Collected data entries

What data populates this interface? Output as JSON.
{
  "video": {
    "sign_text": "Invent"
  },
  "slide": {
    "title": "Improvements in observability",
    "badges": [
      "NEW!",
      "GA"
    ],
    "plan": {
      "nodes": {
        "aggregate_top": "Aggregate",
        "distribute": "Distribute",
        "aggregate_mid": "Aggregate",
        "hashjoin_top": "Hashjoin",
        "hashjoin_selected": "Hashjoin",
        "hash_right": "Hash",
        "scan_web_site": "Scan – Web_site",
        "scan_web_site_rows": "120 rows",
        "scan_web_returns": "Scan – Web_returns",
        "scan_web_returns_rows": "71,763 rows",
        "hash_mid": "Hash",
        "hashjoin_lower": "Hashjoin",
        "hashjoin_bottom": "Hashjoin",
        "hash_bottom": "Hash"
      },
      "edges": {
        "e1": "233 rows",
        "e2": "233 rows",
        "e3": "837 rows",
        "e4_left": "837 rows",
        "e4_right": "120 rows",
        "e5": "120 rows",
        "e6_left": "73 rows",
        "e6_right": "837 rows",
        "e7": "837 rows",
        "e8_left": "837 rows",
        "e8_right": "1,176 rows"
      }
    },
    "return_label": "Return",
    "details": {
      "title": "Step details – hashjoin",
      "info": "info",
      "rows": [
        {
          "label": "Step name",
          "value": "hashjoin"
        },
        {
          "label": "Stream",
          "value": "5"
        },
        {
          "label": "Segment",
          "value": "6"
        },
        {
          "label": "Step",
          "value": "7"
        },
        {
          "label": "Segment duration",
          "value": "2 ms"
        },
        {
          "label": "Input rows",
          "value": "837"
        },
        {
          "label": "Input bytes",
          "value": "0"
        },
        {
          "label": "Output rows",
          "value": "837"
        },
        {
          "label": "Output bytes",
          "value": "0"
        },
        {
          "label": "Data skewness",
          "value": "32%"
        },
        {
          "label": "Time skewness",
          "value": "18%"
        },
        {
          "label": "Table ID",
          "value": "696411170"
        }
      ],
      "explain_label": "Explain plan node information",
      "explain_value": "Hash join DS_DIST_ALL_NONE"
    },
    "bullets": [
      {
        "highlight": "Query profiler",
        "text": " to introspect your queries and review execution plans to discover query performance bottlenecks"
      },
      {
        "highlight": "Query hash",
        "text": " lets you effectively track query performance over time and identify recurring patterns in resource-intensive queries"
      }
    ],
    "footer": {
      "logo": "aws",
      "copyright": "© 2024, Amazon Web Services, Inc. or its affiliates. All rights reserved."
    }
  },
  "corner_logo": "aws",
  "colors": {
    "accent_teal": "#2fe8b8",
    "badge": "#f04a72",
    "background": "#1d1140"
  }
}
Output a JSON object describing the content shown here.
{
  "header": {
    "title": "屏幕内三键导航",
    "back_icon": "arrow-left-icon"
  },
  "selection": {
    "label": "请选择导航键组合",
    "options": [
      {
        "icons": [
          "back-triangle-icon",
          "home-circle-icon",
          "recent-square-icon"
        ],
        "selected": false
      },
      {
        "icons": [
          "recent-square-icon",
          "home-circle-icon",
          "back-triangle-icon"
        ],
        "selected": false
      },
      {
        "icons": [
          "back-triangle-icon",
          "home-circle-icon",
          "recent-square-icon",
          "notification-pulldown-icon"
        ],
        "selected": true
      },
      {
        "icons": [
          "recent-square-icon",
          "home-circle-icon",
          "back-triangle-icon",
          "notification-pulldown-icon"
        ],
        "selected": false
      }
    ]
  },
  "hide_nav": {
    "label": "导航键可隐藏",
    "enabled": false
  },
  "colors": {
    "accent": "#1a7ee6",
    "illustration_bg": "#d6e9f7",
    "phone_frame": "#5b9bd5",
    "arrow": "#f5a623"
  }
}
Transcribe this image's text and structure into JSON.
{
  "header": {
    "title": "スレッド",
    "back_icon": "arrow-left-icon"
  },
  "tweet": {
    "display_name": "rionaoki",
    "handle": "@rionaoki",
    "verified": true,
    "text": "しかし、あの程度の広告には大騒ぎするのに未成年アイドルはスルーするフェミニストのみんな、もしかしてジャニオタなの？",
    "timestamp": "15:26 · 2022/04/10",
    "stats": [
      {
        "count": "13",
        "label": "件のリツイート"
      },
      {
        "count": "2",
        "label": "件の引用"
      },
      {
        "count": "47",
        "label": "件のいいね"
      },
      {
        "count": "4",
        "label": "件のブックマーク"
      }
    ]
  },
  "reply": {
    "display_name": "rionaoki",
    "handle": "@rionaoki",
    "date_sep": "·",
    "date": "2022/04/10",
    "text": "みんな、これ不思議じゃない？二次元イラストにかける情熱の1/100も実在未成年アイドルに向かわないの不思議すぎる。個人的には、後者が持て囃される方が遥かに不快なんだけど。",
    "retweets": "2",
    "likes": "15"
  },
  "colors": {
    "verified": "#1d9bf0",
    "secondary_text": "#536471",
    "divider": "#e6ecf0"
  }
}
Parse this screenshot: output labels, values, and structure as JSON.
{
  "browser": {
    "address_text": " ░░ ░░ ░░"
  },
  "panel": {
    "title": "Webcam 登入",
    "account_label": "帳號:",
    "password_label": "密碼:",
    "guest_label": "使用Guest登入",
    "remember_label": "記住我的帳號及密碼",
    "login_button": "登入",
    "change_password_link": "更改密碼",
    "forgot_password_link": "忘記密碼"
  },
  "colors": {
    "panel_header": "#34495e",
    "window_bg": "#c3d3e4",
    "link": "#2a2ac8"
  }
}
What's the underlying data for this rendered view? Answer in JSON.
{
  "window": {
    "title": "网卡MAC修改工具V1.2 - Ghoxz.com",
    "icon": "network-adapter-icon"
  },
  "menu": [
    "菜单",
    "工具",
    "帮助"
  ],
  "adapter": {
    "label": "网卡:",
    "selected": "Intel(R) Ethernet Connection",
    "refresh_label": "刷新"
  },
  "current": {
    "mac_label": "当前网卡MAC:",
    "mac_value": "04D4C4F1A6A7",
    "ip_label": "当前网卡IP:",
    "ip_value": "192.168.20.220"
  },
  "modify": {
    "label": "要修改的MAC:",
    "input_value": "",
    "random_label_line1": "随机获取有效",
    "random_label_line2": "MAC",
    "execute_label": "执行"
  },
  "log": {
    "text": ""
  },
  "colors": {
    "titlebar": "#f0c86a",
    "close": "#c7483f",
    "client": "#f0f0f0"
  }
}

> [What you will do]: The records above must be repeated exactly, every one of them.

> [Finished exercise]:
What data populates this interface? Output as JSON.
{
  "video": {
    "sign_text": "Invent"
  },
  "slide": {
    "title": "Improvements in observability",
    "badges": [
      "NEW!",
      "GA"
    ],
    "plan": {
      "nodes": {
        "aggregate_top": "Aggregate",
        "distribute": "Distribute",
        "aggregate_mid": "Aggregate",
        "hashjoin_top": "Hashjoin",
        "hashjoin_selected": "Hashjoin",
        "hash_right": "Hash",
        "scan_web_site": "Scan – Web_site",
        "scan_web_site_rows": "120 rows",
        "scan_web_returns": "Scan – Web_returns",
        "scan_web_returns_rows": "71,763 rows",
        "hash_mid": "Hash",
        "hashjoin_lower": "Hashjoin",
        "hashjoin_bottom": "Hashjoin",
        "hash_bottom": "Hash"
      },
      "edges": {
        "e1": "233 rows",
        "e2": "233 rows",
        "e3": "837 rows",
        "e4_left": "837 rows",
        "e4_right": "120 rows",
        "e5": "120 rows",
        "e6_left": "73 rows",
        "e6_right": "837 rows",
        "e7": "837 rows",
        "e8_left": "837 rows",
        "e8_right": "1,176 rows"
      }
    },
    "return_label": "Return",
    "details": {
      "title": "Step details – hashjoin",
      "info": "info",
      "rows": [
        {
          "label": "Step name",
          "value": "hashjoin"
        },
        {
          "label": "Stream",
          "value": "5"
        },
        {
          "label": "Segment",
          "value": "6"
        },
        {
          "label": "Step",
          "value": "7"
        },
        {
          "label": "Segment duration",
          "value": "2 ms"
        },
        {
          "label": "Input rows",
          "value": "837"
        },
        {
          "label": "Input bytes",
          "value": "0"
        },
        {
          "label": "Output rows",
          "value": "837"
        },
        {
          "label": "Output bytes",
          "value": "0"
        },
        {
          "label": "Data skewness",
          "value": "32%"
        },
        {
          "label": "Time skewness",
          "value": "18%"
        },
        {
          "label": "Table ID",
          "value": "696411170"
        }
      ],
      "explain_label": "Explain plan node information",
      "explain_value": "Hash join DS_DIST_ALL_NONE"
    },
    "bullets": [
      {
        "highlight": "Query profiler",
        "text": " to introspect your queries and review execution plans to discover query performance bottlenecks"
      },
      {
        "highlight": "Query hash",
        "text": " lets you effectively track query performance over time and identify recurring patterns in resource-intensive queries"
      }
    ],
    "footer": {
      "logo": "aws",
      "copyright": "© 2024, Amazon Web Services, Inc. or its affiliates. All rights reserved."
    }
  },
  "corner_logo": "aws",
  "colors": {
    "accent_teal": "#2fe8b8",
    "badge": "#f04a72",
    "background": "#1d1140"
  }
}
Output a JSON object describing the content shown here.
{
  "header": {
    "title": "屏幕内三键导航",
    "back_icon": "arrow-left-icon"
  },
  "selection": {
    "label": "请选择导航键组合",
    "options": [
      {
        "icons": [
          "back-triangle-icon",
          "home-circle-icon",
          "recent-square-icon"
        ],
        "selected": false
      },
      {
        "icons": [
          "recent-square-icon",
          "home-circle-icon",
          "back-triangle-icon"
        ],
        "selected": false
      },
      {
        "icons": [
          "back-triangle-icon",
          "home-circle-icon",
          "recent-square-icon",
          "notification-pulldown-icon"
        ],
        "selected": true
      },
      {
        "icons": [
          "recent-square-icon",
          "home-circle-icon",
          "back-triangle-icon",
          "notification-pulldown-icon"
        ],
        "selected": false
      }
    ]
  },
  "hide_nav": {
    "label": "导航键可隐藏",
    "enabled": false
  },
  "colors": {
    "accent": "#1a7ee6",
    "illustration_bg": "#d6e9f7",
    "phone_frame": "#5b9bd5",
    "arrow": "#f5a623"
  }
}
Transcribe this image's text and structure into JSON.
{
  "header": {
    "title": "スレッド",
    "back_icon": "arrow-left-icon"
  },
  "tweet": {
    "display_name": "rionaoki",
    "handle": "@rionaoki",
    "verified": true,
    "text": "しかし、あの程度の広告には大騒ぎするのに未成年アイドルはスルーするフェミニストのみんな、もしかしてジャニオタなの？",
    "timestamp": "15:26 · 2022/04/10",
    "stats": [
      {
        "count": "13",
        "label": "件のリツイート"
      },
      {
        "count": "2",
        "label": "件の引用"
      },
      {
        "count": "47",
        "label": "件のいいね"
      },
      {
        "count": "4",
        "label": "件のブックマーク"
      }
    ]
  },
  "reply": {
    "display_name": "rionaoki",
    "handle": "@rionaoki",
    "date_sep": "·",
    "date": "2022/04/10",
    "text": "みんな、これ不思議じゃない？二次元イラストにかける情熱の1/100も実在未成年アイドルに向かわないの不思議すぎる。個人的には、後者が持て囃される方が遥かに不快なんだけど。",
    "retweets": "2",
    "likes": "15"
  },
  "colors": {
    "verified": "#1d9bf0",
    "secondary_text": "#536471",
    "divider": "#e6ecf0"
  }
}
Parse this screenshot: output labels, values, and structure as JSON.
{
  "browser": {
    "address_text": " ░░ ░░ ░░"
  },
  "panel": {
    "title": "Webcam 登入",
    "account_label": "帳號:",
    "password_label": "密碼:",
    "guest_label": "使用Guest登入",
    "remember_label": "記住我的帳號及密碼",
    "login_button": "登入",
    "change_password_link": "更改密碼",
    "forgot_password_link": "忘記密碼"
  },
  "colors": {
    "panel_header": "#34495e",
    "window_bg": "#c3d3e4",
    "link": "#2a2ac8"
  }
}
What's the underlying data for this rendered view? Answer in JSON.
{
  "window": {
    "title": "网卡MAC修改工具V1.2 - Ghoxz.com",
    "icon": "network-adapter-icon"
  },
  "menu": [
    "菜单",
    "工具",
    "帮助"
  ],
  "adapter": {
    "label": "网卡:",
    "selected": "Intel(R) Ethernet Connection",
    "refresh_label": "刷新"
  },
  "current": {
    "mac_label": "当前网卡MAC:",
    "mac_value": "04D4C4F1A6A7",
    "ip_label": "当前网卡IP:",
    "ip_value": "192.168.20.220"
  },
  "modify": {
    "label": "要修改的MAC:",
    "input_value": "",
    "random_label_line1": "随机获取有效",
    "random_label_line2": "MAC",
    "execute_label": "执行"
  },
  "log": {
    "text": ""
  },
  "colors": {
    "titlebar": "#f0c86a",
    "close": "#c7483f",
    "client": "#f0f0f0"
  }
}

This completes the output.